» Document extract:
*-*-*

As of 2008, Finland had four nuclear reactors in two power plants. The first of these came into operation in 1977. In 2000–2014, the four units produced 21.4–22.7 TWh electricity per year, 27–35% of energy production and 24–28% of energy consumption in Finland. They are among the world's most efficient, with average capacity factors of 94% in the 1990s. Work began on an additional reactor in 2005 at Olkiluoto Nuclear Power Plant. The reactor, constructed by Areva, is a European Pressurized Reactor (EPR) with a power output of 1,600 MWe, originally scheduled to start production in 2009. At a total cost of over €8.5 billion, regular electricity production started in April 2023.

Another nuclear power station is under development by the Fennovoima consortium. The Russian nuclear engineering company Rosatom owns 34% of the project. Various Finnish corporations and local governments are also major owners.

The share of electricity produced by nuclear power could double by 2025, reaching around 60%.

=== Hydropower ===
Finland has more than 330 hydro power plants, with total capacity of over 3,100 megawatts in 2022.

Hydro accounted for 18% of Finland's total installed power generation capacity and 22% of total power generation in 2021.

===Green Hydrogen===
In 2023 it was planned to create three green hydrogen plants in Finland producing 850 tons of green hydrogen daily, 2.2GW per annum.

== Environmental effects ==

=== Climate change ===

In 2008, Finland's greenhouse gas emissions totalled 70.1 million tons of carbon dioxide (CO2e). A little over three-quarters of them were based on energy or released from the energy sector.

The carbon dioxide emissions by fossil fuels in 2008 originated from 45% oil, 39% coal and 15% natural gas. In the year 2000 the shares were nearly equal: 48% oil and 37% coal. The fossil traffic fuels: motor petrol, diesel and aviation petrol are oil products. The biomass included 47% of black liquor and 52% of wood in 2008. These shares were practically same during 1990–2006. All biomass and agricultural warming gas emissions are free of charge in the EU emissions trading in 2008–2012. According to the official statistics the annual fossil fuel and coal emissions in Finland have large annual variation. E.g. the fossil fuel CO_{2} emissions dropped 18% in the year 2005 and 13% in 2008, but the annual coal emissions increased 22% in 1996, 22% in 2001 and 58% in 2006.

*-*-*

» Extracted information:

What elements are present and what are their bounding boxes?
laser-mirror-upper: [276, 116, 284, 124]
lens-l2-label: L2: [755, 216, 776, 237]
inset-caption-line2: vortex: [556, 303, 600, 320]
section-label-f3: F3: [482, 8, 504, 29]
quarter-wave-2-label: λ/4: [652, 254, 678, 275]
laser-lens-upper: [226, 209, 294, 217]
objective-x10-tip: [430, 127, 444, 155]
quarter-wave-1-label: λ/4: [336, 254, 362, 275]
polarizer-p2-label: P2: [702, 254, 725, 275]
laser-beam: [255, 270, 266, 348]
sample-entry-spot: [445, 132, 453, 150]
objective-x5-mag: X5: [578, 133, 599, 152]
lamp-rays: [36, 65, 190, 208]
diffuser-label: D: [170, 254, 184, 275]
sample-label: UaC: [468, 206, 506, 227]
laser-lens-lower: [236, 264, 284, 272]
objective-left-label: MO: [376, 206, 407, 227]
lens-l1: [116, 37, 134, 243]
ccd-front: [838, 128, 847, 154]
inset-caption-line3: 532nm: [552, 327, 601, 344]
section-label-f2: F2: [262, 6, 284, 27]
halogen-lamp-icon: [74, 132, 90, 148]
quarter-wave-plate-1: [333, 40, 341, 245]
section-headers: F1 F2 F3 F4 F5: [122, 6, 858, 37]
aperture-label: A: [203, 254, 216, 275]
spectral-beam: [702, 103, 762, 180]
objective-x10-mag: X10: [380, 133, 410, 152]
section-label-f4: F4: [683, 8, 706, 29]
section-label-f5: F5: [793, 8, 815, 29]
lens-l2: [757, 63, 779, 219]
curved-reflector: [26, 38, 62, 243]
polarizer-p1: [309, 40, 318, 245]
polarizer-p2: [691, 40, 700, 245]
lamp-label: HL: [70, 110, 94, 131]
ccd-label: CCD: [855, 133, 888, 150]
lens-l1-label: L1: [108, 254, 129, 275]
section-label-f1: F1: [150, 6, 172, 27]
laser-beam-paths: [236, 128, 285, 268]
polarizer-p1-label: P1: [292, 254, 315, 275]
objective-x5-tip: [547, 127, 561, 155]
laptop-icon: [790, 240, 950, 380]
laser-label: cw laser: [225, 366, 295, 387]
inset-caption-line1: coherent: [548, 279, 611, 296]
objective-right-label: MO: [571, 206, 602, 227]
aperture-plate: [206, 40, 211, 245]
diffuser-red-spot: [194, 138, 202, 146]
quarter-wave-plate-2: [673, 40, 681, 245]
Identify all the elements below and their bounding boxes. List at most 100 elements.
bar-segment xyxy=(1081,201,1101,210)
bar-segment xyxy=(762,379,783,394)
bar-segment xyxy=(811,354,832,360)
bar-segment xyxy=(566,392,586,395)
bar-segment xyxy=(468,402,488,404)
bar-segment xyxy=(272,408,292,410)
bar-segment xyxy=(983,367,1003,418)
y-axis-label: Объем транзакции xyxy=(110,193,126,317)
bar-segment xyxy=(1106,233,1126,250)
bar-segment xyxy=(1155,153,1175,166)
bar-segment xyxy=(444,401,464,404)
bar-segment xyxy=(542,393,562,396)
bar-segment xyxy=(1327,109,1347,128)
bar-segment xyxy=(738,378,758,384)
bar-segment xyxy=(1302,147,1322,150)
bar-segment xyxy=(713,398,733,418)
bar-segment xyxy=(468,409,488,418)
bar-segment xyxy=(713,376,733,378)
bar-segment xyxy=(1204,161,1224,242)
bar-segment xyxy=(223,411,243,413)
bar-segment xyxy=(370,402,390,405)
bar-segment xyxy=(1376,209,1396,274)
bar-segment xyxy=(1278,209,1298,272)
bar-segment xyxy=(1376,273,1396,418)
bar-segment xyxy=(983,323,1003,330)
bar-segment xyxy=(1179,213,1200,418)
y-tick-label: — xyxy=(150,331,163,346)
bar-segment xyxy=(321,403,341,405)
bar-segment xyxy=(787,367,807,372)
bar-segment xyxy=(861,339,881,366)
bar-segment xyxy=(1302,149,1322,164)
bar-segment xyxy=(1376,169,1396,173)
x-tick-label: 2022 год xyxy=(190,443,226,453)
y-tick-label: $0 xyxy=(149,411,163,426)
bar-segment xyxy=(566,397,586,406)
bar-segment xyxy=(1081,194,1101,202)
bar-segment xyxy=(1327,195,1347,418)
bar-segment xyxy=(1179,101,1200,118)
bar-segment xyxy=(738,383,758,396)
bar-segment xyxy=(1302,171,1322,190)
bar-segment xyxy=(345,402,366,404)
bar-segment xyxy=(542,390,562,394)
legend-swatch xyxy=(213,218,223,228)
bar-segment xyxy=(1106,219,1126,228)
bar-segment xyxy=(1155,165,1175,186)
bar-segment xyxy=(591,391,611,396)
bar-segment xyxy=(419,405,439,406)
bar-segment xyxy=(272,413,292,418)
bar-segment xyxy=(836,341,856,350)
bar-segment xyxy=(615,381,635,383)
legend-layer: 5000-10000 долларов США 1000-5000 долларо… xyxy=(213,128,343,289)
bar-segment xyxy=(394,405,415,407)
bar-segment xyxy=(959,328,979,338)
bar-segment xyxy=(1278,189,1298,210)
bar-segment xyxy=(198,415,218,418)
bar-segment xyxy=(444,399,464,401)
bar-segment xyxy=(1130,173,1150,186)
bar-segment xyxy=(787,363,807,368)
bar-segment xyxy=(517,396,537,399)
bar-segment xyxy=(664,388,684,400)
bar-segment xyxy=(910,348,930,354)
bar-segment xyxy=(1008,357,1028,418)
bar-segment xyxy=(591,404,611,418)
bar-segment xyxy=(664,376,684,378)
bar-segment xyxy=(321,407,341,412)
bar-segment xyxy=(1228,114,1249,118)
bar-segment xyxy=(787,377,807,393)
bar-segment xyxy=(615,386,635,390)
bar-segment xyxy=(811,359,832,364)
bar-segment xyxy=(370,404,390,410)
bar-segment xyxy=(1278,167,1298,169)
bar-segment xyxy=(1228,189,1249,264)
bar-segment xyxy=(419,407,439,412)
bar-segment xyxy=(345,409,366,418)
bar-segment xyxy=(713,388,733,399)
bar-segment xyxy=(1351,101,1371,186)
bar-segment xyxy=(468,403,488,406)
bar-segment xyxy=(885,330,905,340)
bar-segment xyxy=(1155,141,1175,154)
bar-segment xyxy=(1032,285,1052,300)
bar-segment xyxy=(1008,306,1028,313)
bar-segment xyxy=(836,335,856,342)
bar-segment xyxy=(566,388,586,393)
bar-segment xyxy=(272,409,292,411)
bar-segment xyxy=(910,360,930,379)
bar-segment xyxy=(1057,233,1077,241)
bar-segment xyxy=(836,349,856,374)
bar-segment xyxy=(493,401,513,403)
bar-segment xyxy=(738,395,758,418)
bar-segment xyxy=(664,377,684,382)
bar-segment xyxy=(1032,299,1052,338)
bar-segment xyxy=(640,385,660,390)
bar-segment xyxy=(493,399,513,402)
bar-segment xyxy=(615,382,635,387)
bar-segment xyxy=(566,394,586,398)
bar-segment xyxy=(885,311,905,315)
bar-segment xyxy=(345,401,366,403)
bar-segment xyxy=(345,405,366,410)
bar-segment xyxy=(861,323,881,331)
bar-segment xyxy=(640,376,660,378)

*-*-*

» Exercise requirements:
a) In the text on energy in Finland, which company owns 34% of the Fennovoima nuclear project?
b) Carry on the text on energy in Finland from its last sentence.
The listing isn't needed for what follows.

» Answers to the exercise:
a) Rosatom, a Russian nuclear engineering company.

b)
=== Particulates ===
Particulate, the size of which is from a few nanometers to visible dust particles, are considered the most important environmental factor affecting human life. About half of particulates are of anthropogenic origin: traffic, industry and energy production. In Finland, the most important source is burning wood as fuel. Also the NO_{2} and SO_{2} gases become particulates in the atmosphere.

==Energy and climate goals==

The objective of RE (2005) of electricity was 35% (1997–2010). However, (2006) the Finnish objective was dropped to 31.5% (1997–2010). According to 'Renewables Global Status Report' Finland aims to increase RE only 2% in 13 years. This objective to add the RE use with 2% in 13 years is among the modest of all the EU countries.

The public energy subsidies in Finland in 2013 were €700 million for fossil energy and €60 million for renewable energy (mainly wood and wind). An increased feed-in tariff was used for new wind power industry in 2011 to 2015.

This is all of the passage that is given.